## What to produce:
Could you write out the lines below word for word, beginning with the first line and going on through the line with "The track 122 is at (1205, 336).", both ends included? Leave the pictures out.

## Data records:
Begin

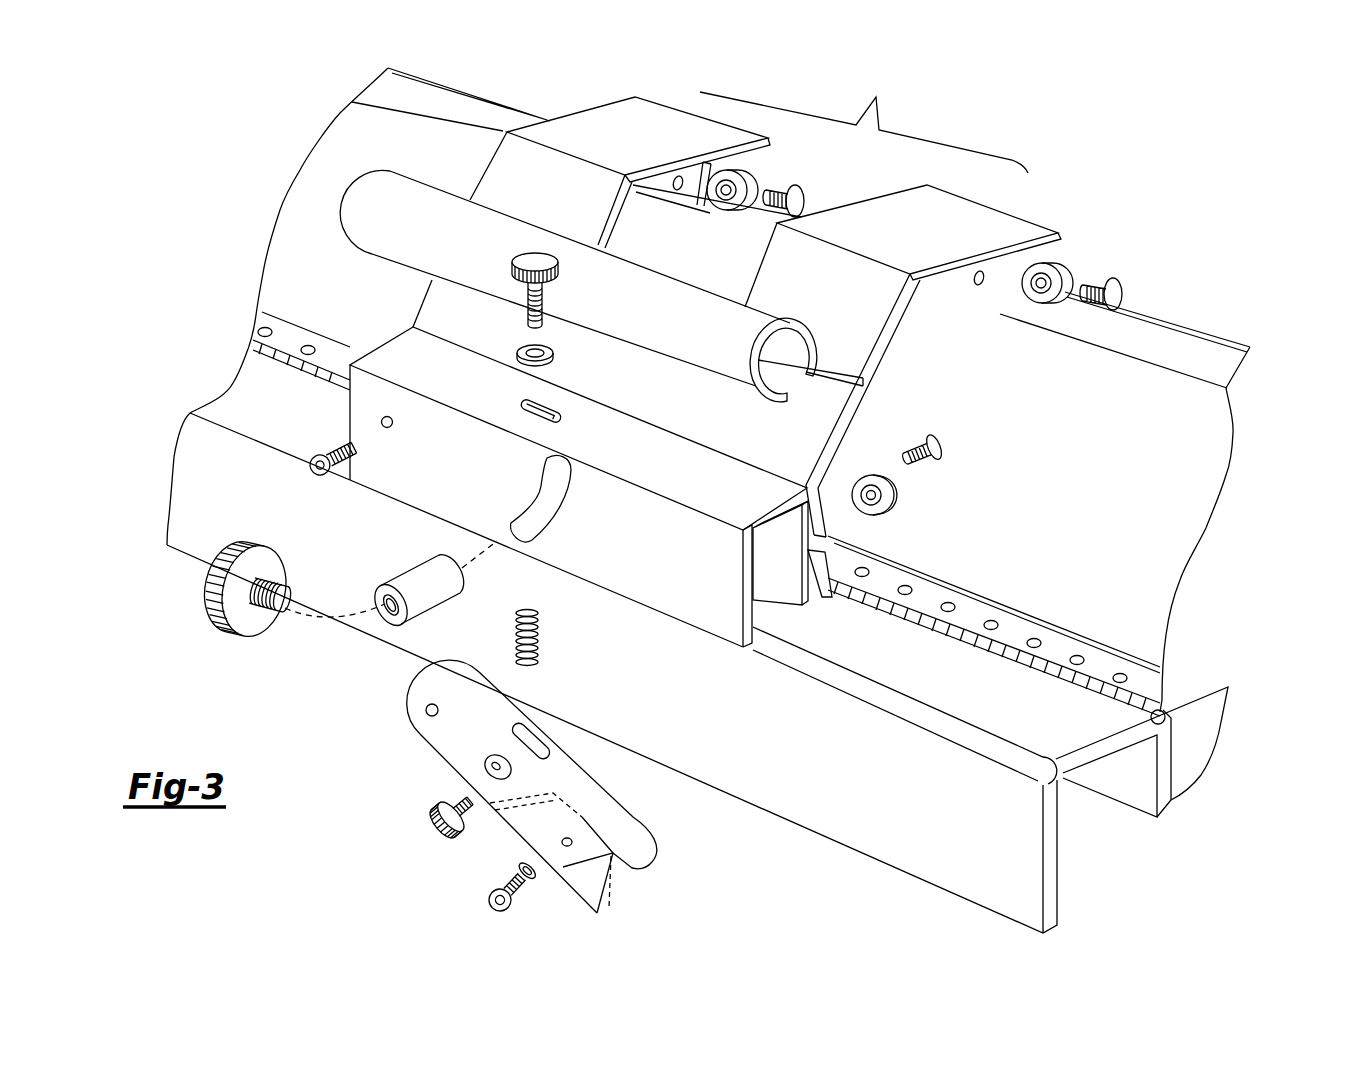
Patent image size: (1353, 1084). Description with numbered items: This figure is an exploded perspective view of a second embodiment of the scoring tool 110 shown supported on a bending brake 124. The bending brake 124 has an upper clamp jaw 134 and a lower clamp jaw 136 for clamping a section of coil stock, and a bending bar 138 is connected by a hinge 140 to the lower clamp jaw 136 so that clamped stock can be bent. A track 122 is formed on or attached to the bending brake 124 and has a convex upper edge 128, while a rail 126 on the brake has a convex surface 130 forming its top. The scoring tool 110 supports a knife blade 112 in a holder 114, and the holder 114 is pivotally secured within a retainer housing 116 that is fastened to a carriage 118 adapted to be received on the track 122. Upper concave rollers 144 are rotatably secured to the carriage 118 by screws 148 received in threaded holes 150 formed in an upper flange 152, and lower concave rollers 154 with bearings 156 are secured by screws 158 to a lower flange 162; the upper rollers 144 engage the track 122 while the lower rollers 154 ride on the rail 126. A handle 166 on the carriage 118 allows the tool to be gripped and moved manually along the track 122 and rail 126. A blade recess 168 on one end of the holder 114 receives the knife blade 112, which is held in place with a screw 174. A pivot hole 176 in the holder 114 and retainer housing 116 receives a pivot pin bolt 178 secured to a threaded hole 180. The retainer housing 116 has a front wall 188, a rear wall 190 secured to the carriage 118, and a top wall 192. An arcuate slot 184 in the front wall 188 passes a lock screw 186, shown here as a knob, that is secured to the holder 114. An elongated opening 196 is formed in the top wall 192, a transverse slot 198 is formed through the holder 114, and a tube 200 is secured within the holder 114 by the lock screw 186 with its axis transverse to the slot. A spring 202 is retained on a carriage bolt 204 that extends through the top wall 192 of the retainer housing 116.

The scoring tool 110 is at (864, 122).
The knife blade 112 is at (598, 903).
The holder 114 is at (630, 822).
The retainer housing 116 is at (700, 620).
The carriage 118 is at (796, 408).
The track 122 is at (1205, 336).
The bending brake 124 is at (1184, 508).
The rail 126 is at (1160, 668).
The convex upper edge 128 is at (1240, 350).
The convex surface 130 is at (990, 607).
The upper clamp jaw 134 is at (300, 178).
The lower clamp jaw 136 is at (1213, 702).
The bending bar 138 is at (1057, 880).
The hinge 140 is at (1084, 682).
The upper concave rollers 144 is at (1062, 268).
The screws 148 is at (1127, 286).
The threaded holes 150 is at (676, 181).
The upper flange 152 is at (718, 163).
The lower concave rollers 154 is at (894, 492).
The bearings 156 is at (876, 506).
The screws 158 is at (950, 446).
The lower flange 162 is at (818, 592).
The handle 166 is at (423, 263).
The blade recess 168 is at (566, 797).
The screw 174 is at (494, 894).
The pivot hole 176 is at (413, 711).
The pivot pin bolt 178 is at (308, 473).
The threaded hole 180 is at (394, 430).
The arcuate slot 184 is at (566, 498).
The lock screw 186 is at (227, 608).
The front wall 188 is at (641, 594).
The rear wall 190 is at (792, 528).
The top wall 192 is at (641, 428).
The elongated opening 196 is at (546, 412).
The transverse slot 198 is at (484, 757).
The tube 200 is at (415, 581).
The spring 202 is at (540, 660).
The carriage bolt 204 is at (548, 262).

End

## Exercise answer:
Patent image size: (1353, 1084). Description with numbered items: This figure is an exploded perspective view of a second embodiment of the scoring tool 110 shown supported on a bending brake 124. The bending brake 124 has an upper clamp jaw 134 and a lower clamp jaw 136 for clamping a section of coil stock, and a bending bar 138 is connected by a hinge 140 to the lower clamp jaw 136 so that clamped stock can be bent. A track 122 is formed on or attached to the bending brake 124 and has a convex upper edge 128, while a rail 126 on the brake has a convex surface 130 forming its top. The scoring tool 110 supports a knife blade 112 in a holder 114, and the holder 114 is pivotally secured within a retainer housing 116 that is fastened to a carriage 118 adapted to be received on the track 122. Upper concave rollers 144 are rotatably secured to the carriage 118 by screws 148 received in threaded holes 150 formed in an upper flange 152, and lower concave rollers 154 with bearings 156 are secured by screws 158 to a lower flange 162; the upper rollers 144 engage the track 122 while the lower rollers 154 ride on the rail 126. A handle 166 on the carriage 118 allows the tool to be gripped and moved manually along the track 122 and rail 126. A blade recess 168 on one end of the holder 114 receives the knife blade 112, which is held in place with a screw 174. A pivot hole 176 in the holder 114 and retainer housing 116 receives a pivot pin bolt 178 secured to a threaded hole 180. The retainer housing 116 has a front wall 188, a rear wall 190 secured to the carriage 118, and a top wall 192. An arcuate slot 184 in the front wall 188 passes a lock screw 186, shown here as a knob, that is secured to the holder 114. An elongated opening 196 is formed in the top wall 192, a transverse slot 198 is formed through the holder 114, and a tube 200 is secured within the holder 114 by the lock screw 186 with its axis transverse to the slot. A spring 202 is retained on a carriage bolt 204 that extends through the top wall 192 of the retainer housing 116.

The scoring tool 110 is at (864, 122).
The knife blade 112 is at (598, 903).
The holder 114 is at (630, 822).
The retainer housing 116 is at (700, 620).
The carriage 118 is at (796, 408).
The track 122 is at (1205, 336).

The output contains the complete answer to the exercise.